Given text:
Environment Variables

All configuration in train_gpt.py is driven by environment variables. This page is a consolidated reference organized by subsystem.

Quick-Start Example

RUN_ID=my_experiment \
DATA_PATH=./data/datasets/fineweb10B_sp1024/ \
TOKENIZER_PATH=./data/tokenizers/fineweb_1024_bpe.model \
VOCAB_SIZE=1024 \
NUM_LAYERS=12 \
MODEL_DIM=512 \
MAX_WALLCLOCK_SECONDS=600 \
torchrun --standalone --nproc_per_node=8 train_gpt.py

Training Hyperparameters

All variables in this section are read by the Hyperparameters class at process startup. Unset variables fall back to the listed defaults.

Data Paths

DATA_PATH

string

default:"./data/datasets/fineweb10B_sp1024"

Root directory for tokenized dataset shards. Train and val glob patterns (fineweb_train_*.bin and fineweb_val_*.bin) are derived from this path.

TOKENIZER_PATH

string

default:"./data/tokenizers/fineweb_1024_bpe.model"

Path to the SentencePiece .model file. Used to build look-up tables for the tokenizer-agnostic BPB metric. Must match VOCAB_SIZE exactly or training raises an error.

RUN_ID

string

default:"random UUID"

Human-readable identifier for this run. Determines the log filename at logs/<RUN_ID>.txt.

SEED

integer

default:"1337"

Global random seed applied to Python, NumPy, and PyTorch (including cuda.manual_seed_all) before training.

Tasks:
A. In the environment variables reference, turn the paragraph beginning "Path to the SentencePiece .model file" into a short bulleted list that keeps its main facts.
B. According to the environment variables reference, where is the log file for a run written?
C. Extend the environment variables reference past its final entry, keeping the same layout and voice.

Provided material:
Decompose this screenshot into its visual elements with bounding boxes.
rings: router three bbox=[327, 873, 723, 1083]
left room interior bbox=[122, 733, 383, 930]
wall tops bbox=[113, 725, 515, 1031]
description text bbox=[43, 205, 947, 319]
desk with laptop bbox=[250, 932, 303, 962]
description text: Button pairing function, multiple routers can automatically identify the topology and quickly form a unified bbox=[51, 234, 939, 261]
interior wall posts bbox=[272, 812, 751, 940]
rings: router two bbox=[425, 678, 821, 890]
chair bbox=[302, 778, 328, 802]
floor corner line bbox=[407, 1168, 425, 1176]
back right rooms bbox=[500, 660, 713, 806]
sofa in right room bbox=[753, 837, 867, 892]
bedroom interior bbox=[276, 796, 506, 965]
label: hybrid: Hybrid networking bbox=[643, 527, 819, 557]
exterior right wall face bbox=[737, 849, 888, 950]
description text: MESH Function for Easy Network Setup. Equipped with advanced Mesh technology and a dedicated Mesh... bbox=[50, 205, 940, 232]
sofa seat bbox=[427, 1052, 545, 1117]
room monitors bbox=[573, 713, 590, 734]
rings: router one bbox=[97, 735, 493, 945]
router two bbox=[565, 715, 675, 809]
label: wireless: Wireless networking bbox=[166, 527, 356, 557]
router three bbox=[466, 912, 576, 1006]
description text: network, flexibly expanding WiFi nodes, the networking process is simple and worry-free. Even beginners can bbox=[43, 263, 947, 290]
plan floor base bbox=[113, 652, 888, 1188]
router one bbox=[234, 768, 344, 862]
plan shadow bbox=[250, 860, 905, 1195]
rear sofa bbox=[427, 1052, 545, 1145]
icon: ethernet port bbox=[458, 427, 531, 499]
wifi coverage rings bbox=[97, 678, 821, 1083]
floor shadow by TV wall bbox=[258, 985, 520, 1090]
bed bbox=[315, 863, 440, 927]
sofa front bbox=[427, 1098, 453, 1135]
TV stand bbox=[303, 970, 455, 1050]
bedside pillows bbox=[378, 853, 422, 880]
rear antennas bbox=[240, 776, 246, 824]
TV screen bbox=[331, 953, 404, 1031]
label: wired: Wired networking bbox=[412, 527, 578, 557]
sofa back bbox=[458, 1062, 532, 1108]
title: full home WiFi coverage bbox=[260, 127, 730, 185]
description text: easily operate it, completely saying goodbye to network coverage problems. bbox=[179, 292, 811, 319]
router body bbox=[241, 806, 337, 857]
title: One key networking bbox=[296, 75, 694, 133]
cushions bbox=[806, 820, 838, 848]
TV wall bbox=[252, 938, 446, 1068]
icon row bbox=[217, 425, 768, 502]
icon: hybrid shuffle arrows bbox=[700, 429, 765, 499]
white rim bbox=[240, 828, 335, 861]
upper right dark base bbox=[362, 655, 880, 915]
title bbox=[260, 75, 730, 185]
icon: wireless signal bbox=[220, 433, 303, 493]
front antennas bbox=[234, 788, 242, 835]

Final answers:
A.
- Points to the SentencePiece .model file.
- Used to build look-up tables for the tokenizer-agnostic BPB metric.
- Must match VOCAB_SIZE exactly, or training raises an error.

B. At logs/<RUN_ID>.txt.

C.
Validation

VAL_BATCH_SIZE

integer

default:"524288"

Total token budget across all ranks per validation pass. Must provide at least one full TRAIN_SEQ_LEN-length sequence per rank.

VAL_LOSS_EVERY

integer

default:"1000"

Run validation every N training steps. Set to 0 to disable periodic validation (final evaluation still runs at the end).

TRAIN_LOG_EVERY

integer

default:"200"

Log a train_loss line every N steps. Steps 1–10 are always logged regardless of this setting.

Training Length

ITERATIONS

integer

default:"20000"

Maximum number of gradient update steps before training stops. The wallclock cap may cause an earlier stop.

WARMDOWN_ITERS

integer

default:"1200"

Number of steps (or equivalent wallclock duration) over which the learning rate linearly decays to zero at training end.

WARMUP_STEPS

integer

default:"20"

Number of pre-training “warmup” steps that prime compiled kernels. Model and optimizer state are fully reset after warmup completes, so effective training always starts from the true initialization.

TRAIN_BATCH_TOKENS

integer

default:"524288"

Total tokens consumed per gradient update across all ranks. Gradient accumulation steps = 8 // WORLD_SIZE.

TRAIN_SEQ_LEN

integer

default:"1024"

Sequence length for both training and validation. Affects memory usage and the minimum VAL_BATCH_SIZE.

MAX_WALLCLOCK_SECONDS

float

default:"600.0"

Hard cap on training time in seconds. When elapsed training time reaches this limit, training stops after the current step finishes. Set to 0 to disable the cap.

QK_GAIN_INIT

float

default:"1.5"

Initial value for the per-head learnable q_gain parameter in each attention block. Scales query vectors before the dot product.

Model Shape

VOCAB_SIZE

integer

default:"1024"

Vocabulary size. Must exactly match the SentencePiece tokenizer’s vocab size.

NUM_LAYERS

integer

default:"9"

Total number of transformer blocks. Split evenly into encoder and decoder halves for U-Net-style skip connections.

NUM_KV_HEADS

integer

default:"4"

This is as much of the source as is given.